Rows from a dataset:
○ ○ ○ ○ ○

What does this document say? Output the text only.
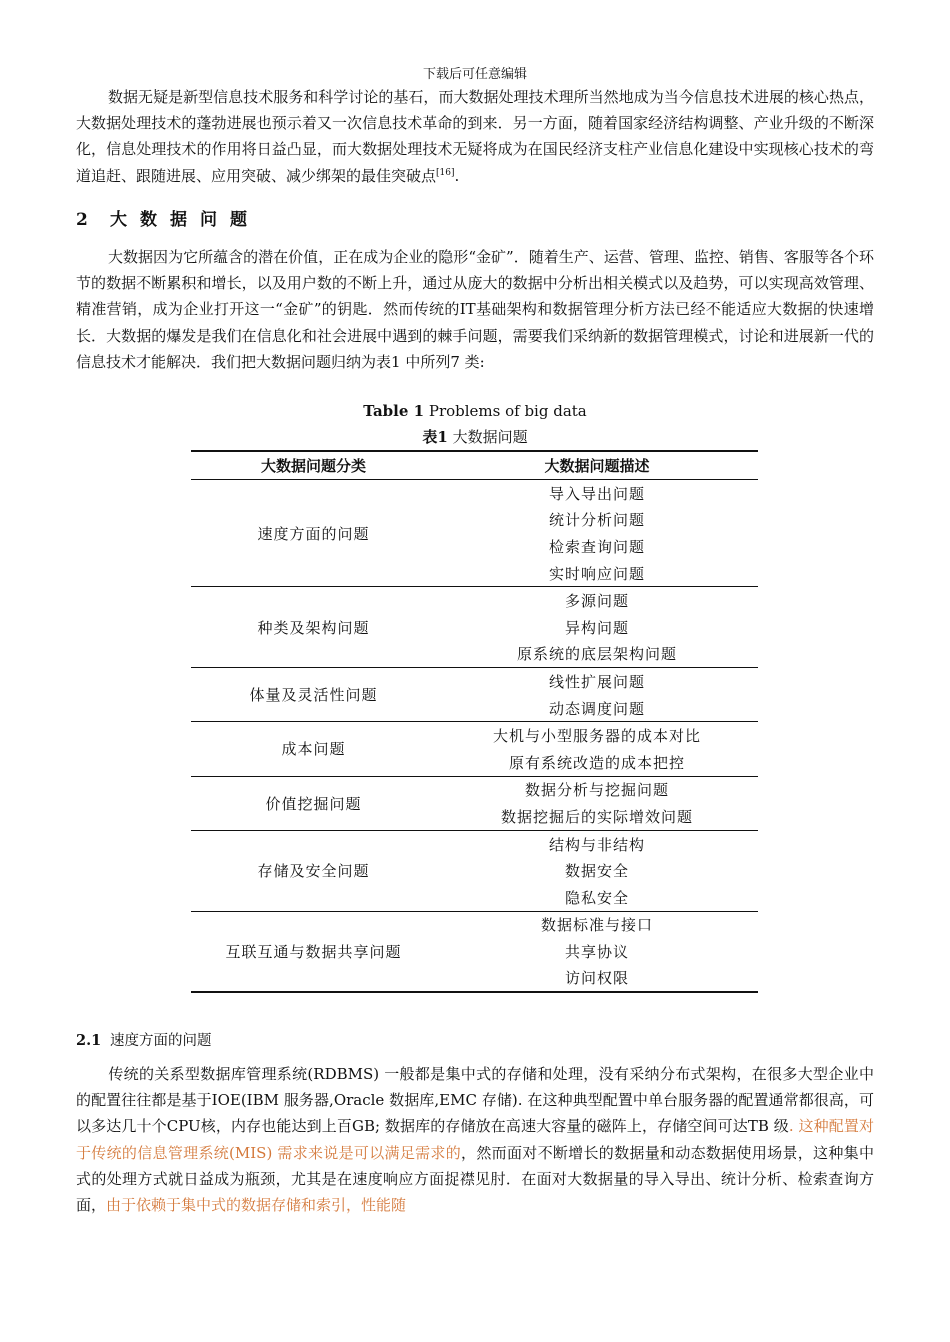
下载后可任意编辑

数据无疑是新型信息技术服务和科学讨论的基石，而大数据处理技术理所当然地成为当今信息技术进展的核心热点，大数据处理技术的蓬勃进展也预示着又一次信息技术革命的到来．另一方面，随着国家经济结构调整、产业升级的不断深化，信息处理技术的作用将日益凸显，而大数据处理技术无疑将成为在国民经济支柱产业信息化建设中实现核心技术的弯道追赶、跟随进展、应用突破、减少绑架的最佳突破点[16].

2 大数据问题

大数据因为它所蕴含的潜在价值，正在成为企业的隐形“金矿”．随着生产、运营、管理、监控、销售、客服等各个环节的数据不断累积和增长，以及用户数的不断上升，通过从庞大的数据中分析出相关模式以及趋势，可以实现高效管理、精准营销，成为企业打开这一“金矿”的钥匙．然而传统的IT基础架构和数据管理分析方法已经不能适应大数据的快速增长．大数据的爆发是我们在信息化和社会进展中遇到的棘手问题，需要我们采纳新的数据管理模式，讨论和进展新一代的信息技术才能解决．我们把大数据问题归纳为表1 中所列7 类:

Table 1 Problems of big data
表1 大数据问题
大数据问题分类	大数据问题描述
速度方面的问题	导入导出问题
	统计分析问题
	检索查询问题
	实时响应问题
种类及架构问题	多源问题
	异构问题
	原系统的底层架构问题
体量及灵活性问题	线性扩展问题
	动态调度问题
成本问题	大机与小型服务器的成本对比
	原有系统改造的成本把控
价值挖掘问题	数据分析与挖掘问题
	数据挖掘后的实际增效问题
存储及安全问题	结构与非结构
	数据安全
	隐私安全
互联互通与数据共享问题	数据标准与接口
	共享协议
	访问权限
2.1 速度方面的问题

传统的关系型数据库管理系统(RDBMS) 一般都是集中式的存储和处理，没有采纳分布式架构，在很多大型企业中的配置往往都是基于IOE(IBM 服务器,Oracle 数据库,EMC 存储). 在这种典型配置中单台服务器的配置通常都很高，可以多达几十个CPU核，内存也能达到上百GB; 数据库的存储放在高速大容量的磁阵上，存储空间可达TB 级. 这种配置对于传统的信息管理系统(MIS) 需求来说是可以满足需求的，然而面对不断增长的数据量和动态数据使用场景，这种集中式的处理方式就日益成为瓶颈，尤其是在速度响应方面捉襟见肘．在面对大数据量的导入导出、统计分析、检索查询方面，由于依赖于集中式的数据存储和索引，性能随
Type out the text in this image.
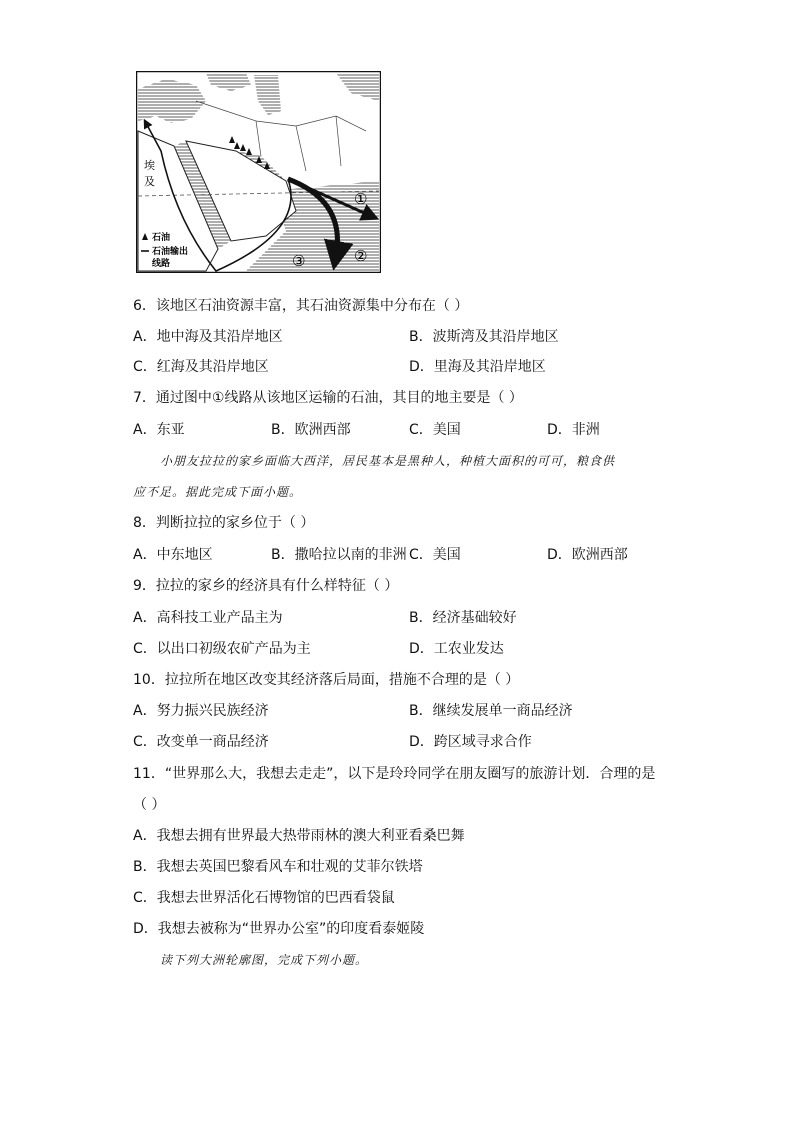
埃
及
①
②
③
石油
石油输出
线路
6．该地区石油资源丰富，其石油资源集中分布在（ ）
A．地中海及其沿岸地区	B．波斯湾及其沿岸地区
C．红海及其沿岸地区	D．里海及其沿岸地区
7．通过图中①线路从该地区运输的石油，其目的地主要是（ ）
A．东亚	B．欧洲西部	C．美国	D．非洲
小朋友拉拉的家乡面临大西洋，居民基本是黑种人，种植大面积的可可，粮食供
应不足。据此完成下面小题。
8．判断拉拉的家乡位于（ ）
A．中东地区	B．撒哈拉以南的非洲 C．美国	D．欧洲西部
9．拉拉的家乡的经济具有什么样特征（ ）
A．高科技工业产品主为	B．经济基础较好
C．以出口初级农矿产品为主	D．工农业发达
10．拉拉所在地区改变其经济落后局面，措施不合理的是（ ）
A．努力振兴民族经济	B．继续发展单一商品经济
C．改变单一商品经济	D．跨区域寻求合作
11．“世界那么大，我想去走走”，以下是玲玲同学在朋友圈写的旅游计划．合理的是
（ ）
A．我想去拥有世界最大热带雨林的澳大利亚看桑巴舞
B．我想去英国巴黎看风车和壮观的艾菲尔铁塔
C．我想去世界活化石博物馆的巴西看袋鼠
D．我想去被称为“世界办公室”的印度看泰姬陵
读下列大洲轮廓图，完成下列小题。
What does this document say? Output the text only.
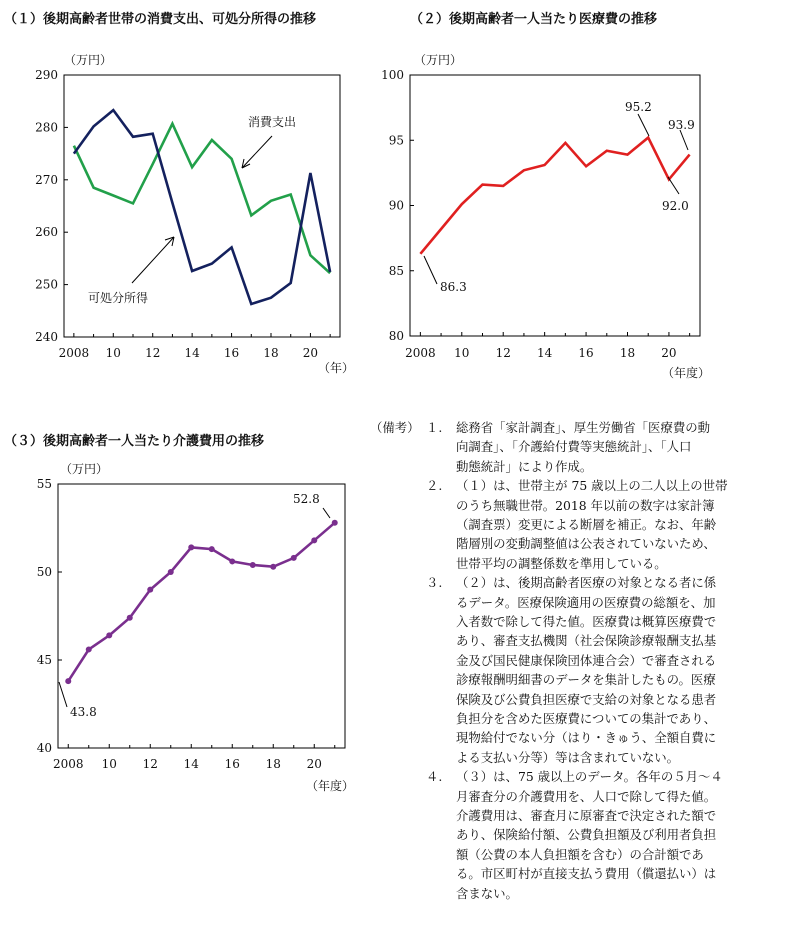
（１）後期高齢者世帯の消費支出、可処分所得の推移	（２）後期高齢者一人当たり医療費の推移
（３）後期高齢者一人当たり介護費用の推移
（万円）
（年）
240
250
260
270
280
290
2008 10 12 14 16 18 20
消費支出
可処分所得
（万円）
（年度）
80
85
90
95
100
2008 10 12 14 16 18 20
86.3
95.2
92.0
93.9
（万円）
（年度）
40
45
50
55
2008 10 12 14 16 18 20
43.8
52.8
（備考） １.	総務省「家計調査」、厚生労働省「医療費の動
向調査」、「介護給付費等実態統計」、「人口
動態統計」により作成。
２.	（１）は、世帯主が 75 歳以上の二人以上の世帯
のうち無職世帯。2018 年以前の数字は家計簿
（調査票）変更による断層を補正。なお、年齢
階層別の変動調整値は公表されていないため、
世帯平均の調整係数を準用している。
３.	（２）は、後期高齢者医療の対象となる者に係
るデータ。医療保険適用の医療費の総額を、加
入者数で除して得た値。医療費は概算医療費で
あり、審査支払機関（社会保険診療報酬支払基
金及び国民健康保険団体連合会）で審査される
診療報酬明細書のデータを集計したもの。医療
保険及び公費負担医療で支給の対象となる患者
負担分を含めた医療費についての集計であり、
現物給付でない分（はり・きゅう、全額自費に
よる支払い分等）等は含まれていない。
４.	（３）は、75 歳以上のデータ。各年の５月～４
月審査分の介護費用を、人口で除して得た値。
介護費用は、審査月に原審査で決定された額で
あり、保険給付額、公費負担額及び利用者負担
額（公費の本人負担額を含む）の合計額であ
る。市区町村が直接支払う費用（償還払い）は
含まない。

○ ○ ○ ○ ○

Take the listing and print it again exactly, but without any pictures.

What does this document say? Output the text only.
下载后可任意编辑

数据无疑是新型信息技术服务和科学讨论的基石，而大数据处理技术理所当然地成为当今信息技术进展的核心热点，大数据处理技术的蓬勃进展也预示着又一次信息技术革命的到来．另一方面，随着国家经济结构调整、产业升级的不断深化，信息处理技术的作用将日益凸显，而大数据处理技术无疑将成为在国民经济支柱产业信息化建设中实现核心技术的弯道追赶、跟随进展、应用突破、减少绑架的最佳突破点[16].

2 大数据问题

大数据因为它所蕴含的潜在价值，正在成为企业的隐形“金矿”．随着生产、运营、管理、监控、销售、客服等各个环节的数据不断累积和增长，以及用户数的不断上升，通过从庞大的数据中分析出相关模式以及趋势，可以实现高效管理、精准营销，成为企业打开这一“金矿”的钥匙．然而传统的IT基础架构和数据管理分析方法已经不能适应大数据的快速增长．大数据的爆发是我们在信息化和社会进展中遇到的棘手问题，需要我们采纳新的数据管理模式，讨论和进展新一代的信息技术才能解决．我们把大数据问题归纳为表1 中所列7 类:

Table 1 Problems of big data
表1 大数据问题
大数据问题分类	大数据问题描述
速度方面的问题	导入导出问题
	统计分析问题
	检索查询问题
	实时响应问题
种类及架构问题	多源问题
	异构问题
	原系统的底层架构问题
体量及灵活性问题	线性扩展问题
	动态调度问题
成本问题	大机与小型服务器的成本对比
	原有系统改造的成本把控
价值挖掘问题	数据分析与挖掘问题
	数据挖掘后的实际增效问题
存储及安全问题	结构与非结构
	数据安全
	隐私安全
互联互通与数据共享问题	数据标准与接口
	共享协议
	访问权限
2.1 速度方面的问题

传统的关系型数据库管理系统(RDBMS) 一般都是集中式的存储和处理，没有采纳分布式架构，在很多大型企业中的配置往往都是基于IOE(IBM 服务器,Oracle 数据库,EMC 存储). 在这种典型配置中单台服务器的配置通常都很高，可以多达几十个CPU核，内存也能达到上百GB; 数据库的存储放在高速大容量的磁阵上，存储空间可达TB 级. 这种配置对于传统的信息管理系统(MIS) 需求来说是可以满足需求的，然而面对不断增长的数据量和动态数据使用场景，这种集中式的处理方式就日益成为瓶颈，尤其是在速度响应方面捉襟见肘．在面对大数据量的导入导出、统计分析、检索查询方面，由于依赖于集中式的数据存储和索引，性能随
Type out the text in this image.
埃
及
①
②
③
石油
石油输出
线路
6．该地区石油资源丰富，其石油资源集中分布在（ ）
A．地中海及其沿岸地区	B．波斯湾及其沿岸地区
C．红海及其沿岸地区	D．里海及其沿岸地区
7．通过图中①线路从该地区运输的石油，其目的地主要是（ ）
A．东亚	B．欧洲西部	C．美国	D．非洲
小朋友拉拉的家乡面临大西洋，居民基本是黑种人，种植大面积的可可，粮食供
应不足。据此完成下面小题。
8．判断拉拉的家乡位于（ ）
A．中东地区	B．撒哈拉以南的非洲 C．美国	D．欧洲西部
9．拉拉的家乡的经济具有什么样特征（ ）
A．高科技工业产品主为	B．经济基础较好
C．以出口初级农矿产品为主	D．工农业发达
10．拉拉所在地区改变其经济落后局面，措施不合理的是（ ）
A．努力振兴民族经济	B．继续发展单一商品经济
C．改变单一商品经济	D．跨区域寻求合作
11．“世界那么大，我想去走走”，以下是玲玲同学在朋友圈写的旅游计划．合理的是
（ ）
A．我想去拥有世界最大热带雨林的澳大利亚看桑巴舞
B．我想去英国巴黎看风车和壮观的艾菲尔铁塔
C．我想去世界活化石博物馆的巴西看袋鼠
D．我想去被称为“世界办公室”的印度看泰姬陵
读下列大洲轮廓图，完成下列小题。
What does this document say? Output the text only.
（１）後期高齢者世帯の消費支出、可処分所得の推移	（２）後期高齢者一人当たり医療費の推移
（３）後期高齢者一人当たり介護費用の推移
（万円）
（年）
240
250
260
270
280
290
2008 10 12 14 16 18 20
消費支出
可処分所得
（万円）
（年度）
80
85
90
95
100
2008 10 12 14 16 18 20
86.3
95.2
92.0
93.9
（万円）
（年度）
40
45
50
55
2008 10 12 14 16 18 20
43.8
52.8
（備考） １.	総務省「家計調査」、厚生労働省「医療費の動
向調査」、「介護給付費等実態統計」、「人口
動態統計」により作成。
２.	（１）は、世帯主が 75 歳以上の二人以上の世帯
のうち無職世帯。2018 年以前の数字は家計簿
（調査票）変更による断層を補正。なお、年齢
階層別の変動調整値は公表されていないため、
世帯平均の調整係数を準用している。
３.	（２）は、後期高齢者医療の対象となる者に係
るデータ。医療保険適用の医療費の総額を、加
入者数で除して得た値。医療費は概算医療費で
あり、審査支払機関（社会保険診療報酬支払基
金及び国民健康保険団体連合会）で審査される
診療報酬明細書のデータを集計したもの。医療
保険及び公費負担医療で支給の対象となる患者
負担分を含めた医療費についての集計であり、
現物給付でない分（はり・きゅう、全額自費に
よる支払い分等）等は含まれていない。
４.	（３）は、75 歳以上のデータ。各年の５月～４
月審査分の介護費用を、人口で除して得た値。
介護費用は、審査月に原審査で決定された額で
あり、保険給付額、公費負担額及び利用者負担
額（公費の本人負担額を含む）の合計額であ
る。市区町村が直接支払う費用（償還払い）は
含まない。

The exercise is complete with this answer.